Chicken-free
March 02, 2006

It is that time of year again. The late-winter ritual when for two weeks French farmers receive the applause of the nation and go back home feeling that perhaps it's all worth while after all. The annual Salon de l'Agriculture is a morale-boosting exercise for all concerned. Farmers show off their prize steers and enjoy a few days in the big smoke with their wives; Parisians get the thrill of pretending they are still country-folk at heart; and politicians are assured a succession of top-class photo-ops. Prime Minister Dominique de Villepin took top award this year for "ingratiating self-abasement in a noble cause" when he posed with a kid goat around his neck like the good shepherd from the bible story. Hundreds of thousands visit the Salon every February, and it is actually a bit of a nightmare on a crowded Saturday. But hats off to France. The French cherish their countryside, and realise its importance for both the economy and national identity. Who is to say they are wrong to try to protect and preserve it? Anyway there was one glaring absentee this year from the show -- poultry. The bird flu scare did its damnedest, and the halls were free of honking geese and rare breeds of cock. A shame. But there was everything else this year, including the mandatory bulls with hyper-developed privates (see pic)
a royal for france?
January 10, 2006

Segolene Royal
Could France have a Royal back at its helm next year for the first time in a century and a half? And a female Royal at that? Needless to say, I speak not of a reconstituted monarchy, but of the latest star to light the political firmament here. The woman in question is Segolene Royal. She is tall and attractive. She is the partner of Socialist leader Francois Hollande and the mother of their four children. She is a Socialist MP and the president of the Poitou-Charente region. She served briefly as minister of the environment in 1992, and later had junior portfolios for children and family affairs in the government of Lionel Jospin. She is also the person most of the French public say they would like to see representing the Socialists at the 2007 presidential election. One poll last week even suggested that she is now the most popular politician in France -- of all political persuasions. In other words she outranked not just rivals on the left like Jack Lang and Laurent Fabius but also the big hitters on the right like Dominique de Villepin and Nicolas Sarkozy. If say Sarkozy were to be the right's candidate in May next year, and the left agreed to put up Royal -- who is to say that she would not be the winner? After all the story of recent elections in France has been flip followed by flop. The old lot are always turfed out -- which means Buggin's turn could well go to the left next time. Personally I think Royal is the best-placed to challenge the right. People like her because she breaks the mould. She is not one of the "dinosaurs" of the party like Fabius or Lang. Because of that she is viewed with mistrust by many in the socialist party, but that in a way is a great asset. The public is utterly fed up with the same old faces. But whether she would have the weight to beat a Sarkozy or a Villepin is another matter. To have been environment minister for less than a year in 1992 is not exactly an impressive CV. And she has yet to put her name to a single substantive policy initiative. Supporters say that is all to come. She is launching a website and political club this month, and a book follows in March. But the problem is that in today's divided Socialist party, saying anything of significance -- say on Europe or the future of the French "model" -- risks reigniting the internal conflagration. For May 2007 I would put my money on a Sarkozy-Royal run-off, with Sarkozy winning hands down.

Stored items:
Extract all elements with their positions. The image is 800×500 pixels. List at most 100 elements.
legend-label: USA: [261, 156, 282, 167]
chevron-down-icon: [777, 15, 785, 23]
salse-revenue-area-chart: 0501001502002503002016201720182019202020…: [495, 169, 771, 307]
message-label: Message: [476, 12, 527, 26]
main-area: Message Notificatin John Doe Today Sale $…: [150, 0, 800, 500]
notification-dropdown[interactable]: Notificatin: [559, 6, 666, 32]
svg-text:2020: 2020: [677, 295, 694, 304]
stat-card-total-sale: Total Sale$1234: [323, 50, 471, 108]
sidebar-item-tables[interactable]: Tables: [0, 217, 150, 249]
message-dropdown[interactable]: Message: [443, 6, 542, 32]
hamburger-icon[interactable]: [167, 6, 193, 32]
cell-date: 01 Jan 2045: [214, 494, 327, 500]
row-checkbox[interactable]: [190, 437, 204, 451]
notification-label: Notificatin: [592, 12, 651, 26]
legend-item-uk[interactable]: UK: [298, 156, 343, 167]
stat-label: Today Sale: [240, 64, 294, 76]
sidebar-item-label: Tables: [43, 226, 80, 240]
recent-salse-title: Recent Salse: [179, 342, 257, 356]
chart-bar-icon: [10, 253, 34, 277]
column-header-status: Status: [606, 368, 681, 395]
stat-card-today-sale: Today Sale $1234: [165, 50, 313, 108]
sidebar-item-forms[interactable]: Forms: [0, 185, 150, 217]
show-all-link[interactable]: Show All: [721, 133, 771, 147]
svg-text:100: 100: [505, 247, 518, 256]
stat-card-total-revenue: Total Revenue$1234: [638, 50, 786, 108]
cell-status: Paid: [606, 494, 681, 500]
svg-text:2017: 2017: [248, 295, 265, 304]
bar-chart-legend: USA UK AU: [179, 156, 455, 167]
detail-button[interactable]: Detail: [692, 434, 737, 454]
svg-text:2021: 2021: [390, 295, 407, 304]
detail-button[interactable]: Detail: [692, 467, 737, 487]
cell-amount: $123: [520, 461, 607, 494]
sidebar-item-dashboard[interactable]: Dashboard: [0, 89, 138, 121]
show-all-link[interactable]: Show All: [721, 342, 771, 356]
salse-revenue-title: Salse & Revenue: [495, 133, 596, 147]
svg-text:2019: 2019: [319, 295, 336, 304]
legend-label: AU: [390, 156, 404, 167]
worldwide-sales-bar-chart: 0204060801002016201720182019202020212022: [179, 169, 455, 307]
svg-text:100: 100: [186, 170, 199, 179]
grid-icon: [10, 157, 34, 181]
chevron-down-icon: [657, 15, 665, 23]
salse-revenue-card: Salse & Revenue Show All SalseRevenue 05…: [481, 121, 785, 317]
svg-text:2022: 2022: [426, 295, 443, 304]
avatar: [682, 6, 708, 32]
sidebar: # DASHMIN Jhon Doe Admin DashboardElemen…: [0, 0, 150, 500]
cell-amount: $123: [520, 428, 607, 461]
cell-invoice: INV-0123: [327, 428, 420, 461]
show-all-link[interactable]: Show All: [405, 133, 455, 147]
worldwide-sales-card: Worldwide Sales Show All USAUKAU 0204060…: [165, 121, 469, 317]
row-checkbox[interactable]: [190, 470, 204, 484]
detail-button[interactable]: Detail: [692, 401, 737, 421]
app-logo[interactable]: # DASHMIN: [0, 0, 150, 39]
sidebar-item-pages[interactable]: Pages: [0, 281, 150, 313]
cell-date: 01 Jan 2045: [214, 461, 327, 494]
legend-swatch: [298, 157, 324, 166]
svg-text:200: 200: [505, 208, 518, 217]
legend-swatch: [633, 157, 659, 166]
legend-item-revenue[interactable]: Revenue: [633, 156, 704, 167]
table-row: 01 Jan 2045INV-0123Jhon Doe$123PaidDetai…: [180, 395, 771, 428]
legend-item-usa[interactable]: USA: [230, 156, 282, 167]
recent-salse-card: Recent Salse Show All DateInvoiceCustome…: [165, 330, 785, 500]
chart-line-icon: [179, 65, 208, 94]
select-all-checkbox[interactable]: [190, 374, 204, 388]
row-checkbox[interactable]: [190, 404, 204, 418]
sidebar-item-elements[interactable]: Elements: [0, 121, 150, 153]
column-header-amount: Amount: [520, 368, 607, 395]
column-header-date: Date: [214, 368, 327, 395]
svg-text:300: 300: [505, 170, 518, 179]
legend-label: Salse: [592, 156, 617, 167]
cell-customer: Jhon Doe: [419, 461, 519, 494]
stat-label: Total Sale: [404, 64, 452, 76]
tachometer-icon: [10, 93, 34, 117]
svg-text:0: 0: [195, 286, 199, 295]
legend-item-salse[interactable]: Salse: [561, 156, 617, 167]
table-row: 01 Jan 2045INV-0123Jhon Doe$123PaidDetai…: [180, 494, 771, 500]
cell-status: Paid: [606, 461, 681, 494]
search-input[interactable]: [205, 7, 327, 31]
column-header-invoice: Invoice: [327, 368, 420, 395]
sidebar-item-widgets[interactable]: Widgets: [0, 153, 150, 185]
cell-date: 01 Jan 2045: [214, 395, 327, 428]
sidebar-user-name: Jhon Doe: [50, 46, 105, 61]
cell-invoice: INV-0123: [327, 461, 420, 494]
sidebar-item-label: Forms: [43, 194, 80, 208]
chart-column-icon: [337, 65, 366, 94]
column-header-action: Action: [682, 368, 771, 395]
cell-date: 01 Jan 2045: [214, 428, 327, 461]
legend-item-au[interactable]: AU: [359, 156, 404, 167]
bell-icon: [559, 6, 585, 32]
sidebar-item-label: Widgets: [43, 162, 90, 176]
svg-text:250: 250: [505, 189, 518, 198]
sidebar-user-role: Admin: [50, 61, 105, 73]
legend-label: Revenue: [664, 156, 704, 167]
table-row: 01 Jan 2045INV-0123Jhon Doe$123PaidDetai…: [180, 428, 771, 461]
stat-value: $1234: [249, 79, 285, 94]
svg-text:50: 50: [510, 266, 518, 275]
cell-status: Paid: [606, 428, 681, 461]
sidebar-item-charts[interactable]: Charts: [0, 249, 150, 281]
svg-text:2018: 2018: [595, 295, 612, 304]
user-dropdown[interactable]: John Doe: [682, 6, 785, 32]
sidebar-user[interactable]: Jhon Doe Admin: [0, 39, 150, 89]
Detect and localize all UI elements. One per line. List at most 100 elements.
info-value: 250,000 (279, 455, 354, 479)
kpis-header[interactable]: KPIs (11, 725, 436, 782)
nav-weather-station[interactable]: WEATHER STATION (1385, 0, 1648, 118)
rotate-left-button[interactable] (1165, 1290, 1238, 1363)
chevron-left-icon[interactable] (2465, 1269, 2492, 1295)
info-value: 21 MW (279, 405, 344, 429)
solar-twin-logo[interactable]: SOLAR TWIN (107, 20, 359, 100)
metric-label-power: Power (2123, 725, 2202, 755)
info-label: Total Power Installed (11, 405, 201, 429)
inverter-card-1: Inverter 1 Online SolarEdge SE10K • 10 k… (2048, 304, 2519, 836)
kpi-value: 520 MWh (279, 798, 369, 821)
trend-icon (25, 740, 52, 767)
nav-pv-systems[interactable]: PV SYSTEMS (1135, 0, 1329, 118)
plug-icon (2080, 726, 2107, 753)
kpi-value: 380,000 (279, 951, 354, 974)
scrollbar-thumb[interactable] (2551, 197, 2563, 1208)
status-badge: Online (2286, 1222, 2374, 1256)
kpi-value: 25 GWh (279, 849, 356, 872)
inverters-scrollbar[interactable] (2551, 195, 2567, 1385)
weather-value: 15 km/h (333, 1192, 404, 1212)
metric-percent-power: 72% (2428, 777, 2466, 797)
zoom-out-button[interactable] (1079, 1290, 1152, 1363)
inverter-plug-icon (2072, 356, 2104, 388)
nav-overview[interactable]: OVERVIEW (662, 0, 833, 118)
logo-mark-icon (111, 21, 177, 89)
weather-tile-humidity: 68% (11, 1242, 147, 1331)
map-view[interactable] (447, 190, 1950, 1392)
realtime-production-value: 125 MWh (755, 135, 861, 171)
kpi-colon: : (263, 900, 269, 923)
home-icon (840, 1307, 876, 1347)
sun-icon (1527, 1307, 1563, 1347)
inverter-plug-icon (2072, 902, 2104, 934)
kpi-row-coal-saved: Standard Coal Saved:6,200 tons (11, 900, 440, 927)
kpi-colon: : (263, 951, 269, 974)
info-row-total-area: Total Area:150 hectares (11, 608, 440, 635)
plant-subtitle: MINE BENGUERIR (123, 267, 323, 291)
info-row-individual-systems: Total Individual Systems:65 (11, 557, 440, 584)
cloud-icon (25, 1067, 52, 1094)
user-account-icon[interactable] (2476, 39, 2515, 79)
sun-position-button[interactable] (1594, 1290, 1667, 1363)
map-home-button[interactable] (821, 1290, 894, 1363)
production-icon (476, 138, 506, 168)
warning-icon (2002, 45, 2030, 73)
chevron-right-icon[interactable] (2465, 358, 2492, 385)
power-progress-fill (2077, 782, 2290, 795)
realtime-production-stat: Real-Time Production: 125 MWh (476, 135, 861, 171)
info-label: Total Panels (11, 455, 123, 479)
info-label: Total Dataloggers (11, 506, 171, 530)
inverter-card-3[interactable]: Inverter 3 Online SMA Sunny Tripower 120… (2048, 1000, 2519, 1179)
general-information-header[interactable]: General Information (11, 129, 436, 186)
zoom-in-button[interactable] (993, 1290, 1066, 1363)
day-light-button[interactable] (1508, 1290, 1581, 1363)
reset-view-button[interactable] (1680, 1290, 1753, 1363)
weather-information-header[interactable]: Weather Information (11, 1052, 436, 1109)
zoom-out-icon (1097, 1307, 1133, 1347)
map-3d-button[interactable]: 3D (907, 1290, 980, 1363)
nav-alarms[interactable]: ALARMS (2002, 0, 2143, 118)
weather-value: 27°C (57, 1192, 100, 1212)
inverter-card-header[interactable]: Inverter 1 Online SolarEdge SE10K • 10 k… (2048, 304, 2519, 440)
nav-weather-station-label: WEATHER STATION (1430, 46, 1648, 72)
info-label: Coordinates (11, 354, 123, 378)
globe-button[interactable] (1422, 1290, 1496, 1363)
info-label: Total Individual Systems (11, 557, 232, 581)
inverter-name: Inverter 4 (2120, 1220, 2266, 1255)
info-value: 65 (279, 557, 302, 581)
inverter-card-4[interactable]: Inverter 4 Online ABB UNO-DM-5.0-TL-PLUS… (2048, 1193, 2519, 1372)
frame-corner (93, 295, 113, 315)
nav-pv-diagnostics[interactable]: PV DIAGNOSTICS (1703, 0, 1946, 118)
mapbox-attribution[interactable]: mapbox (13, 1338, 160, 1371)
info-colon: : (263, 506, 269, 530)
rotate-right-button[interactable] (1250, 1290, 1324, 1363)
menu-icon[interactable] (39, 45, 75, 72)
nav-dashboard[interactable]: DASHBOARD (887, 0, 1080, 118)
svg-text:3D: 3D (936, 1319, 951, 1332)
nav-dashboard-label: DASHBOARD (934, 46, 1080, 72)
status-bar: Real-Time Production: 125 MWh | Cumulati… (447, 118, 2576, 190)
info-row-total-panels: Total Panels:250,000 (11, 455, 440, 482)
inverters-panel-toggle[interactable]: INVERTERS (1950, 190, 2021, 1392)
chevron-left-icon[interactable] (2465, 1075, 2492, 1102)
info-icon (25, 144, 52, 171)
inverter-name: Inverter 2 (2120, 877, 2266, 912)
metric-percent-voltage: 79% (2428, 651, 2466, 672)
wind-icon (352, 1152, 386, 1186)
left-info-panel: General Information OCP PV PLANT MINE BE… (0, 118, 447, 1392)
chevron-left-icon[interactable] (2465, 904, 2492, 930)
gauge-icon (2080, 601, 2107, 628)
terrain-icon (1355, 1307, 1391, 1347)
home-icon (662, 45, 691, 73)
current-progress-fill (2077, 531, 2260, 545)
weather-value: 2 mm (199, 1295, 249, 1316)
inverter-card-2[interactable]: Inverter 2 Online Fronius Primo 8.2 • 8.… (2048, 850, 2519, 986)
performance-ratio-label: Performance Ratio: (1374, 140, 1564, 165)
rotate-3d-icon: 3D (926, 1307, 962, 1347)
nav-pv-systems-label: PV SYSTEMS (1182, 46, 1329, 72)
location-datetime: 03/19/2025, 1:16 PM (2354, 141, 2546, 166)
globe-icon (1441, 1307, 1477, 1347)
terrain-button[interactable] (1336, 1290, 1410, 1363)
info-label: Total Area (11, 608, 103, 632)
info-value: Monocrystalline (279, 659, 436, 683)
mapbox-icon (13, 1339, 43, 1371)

WHAT TO DO:
a: Answer these questions using the blog posts:
(i) Which prime minister posed with a kid goat around his neck?
(ii) What was absent from the Salon de l'Agriculture this year?
(iii) Which region does Segolene Royal preside over?
b: Continue the blog posts on France from the point where they end.
The entries were drawn from a separate source, not from the blog posts.

TASK-BY-TASK RESULTS:
a:
(i) Dominique de Villepin
(ii) Poultry
(iii) Poitou-Charente

b:
Riots
December 02, 2005
Back after a break occasioned by riots and then a much-needed breather. A most depressing time. But a few weeks on everything seems eerily back to normal. The government has just announced a few more aid schemes for the banlieues, as well as initiatives to discourage discrimination in the jobs market. But will it make any difference? Personally I doubt it. The suburbs have had money flung at them for a quarter of a century, and anti-discrimination plans -- however well-intentioned -- need real teeth. Remember the furore over bussing in the US? It takes that kind of a showdown. I predict more rioting -- and on a larger scale -- if Nicolas Sarkozy wins the presidential race in 2007. And if I were a betting man, I would still say he is odds on. Sarkozy has earned the utter venom of the political left and all bien-pensant Parisians because he is quite obviously courting the same far-right vote that upset the last presidential race in 2002 (when Le Pen won through to round two). His response is to say that it is the failure of French politics to bring these people into the main stream that is the real fault. His tough line is certainly popular -- but for the young blacks and arabs he is now the very symbol of all they loathe. Over and again at the scene of the riots one got the same answer: he insulted us, he treats us like dogs etc. Interestingly for linguists, there are two French words at the centre of this debate: racaille and karcher. Racaille has entered modern legend by being translated into Engish as scum. This -- it seems to me -- is woefully excessive. Scum registers 9.9 on the scale of English invective. It really implies deep disgust and a desire to do ill. Racaille is strong -- but not that strong. Also it is worth saying that Sarkozy applied it to the criminal element in the banlieues -- not to the general population. As for karcher, it's an industrial trademark that has entered the dictionaries. It means a water-jet cleaner. Sarkozy said he would use one to clean out the bad elements. Again, not a pretty turn of phrase. But again, he made the remarks at the scene where an 11 year-old boy had just been shot dead in an exchange of gunfire by drugs gangs. The boy was washing his father's car as a Father's day gift. For many people in France -- judging by the polls -- Sarkozy's language was spot on.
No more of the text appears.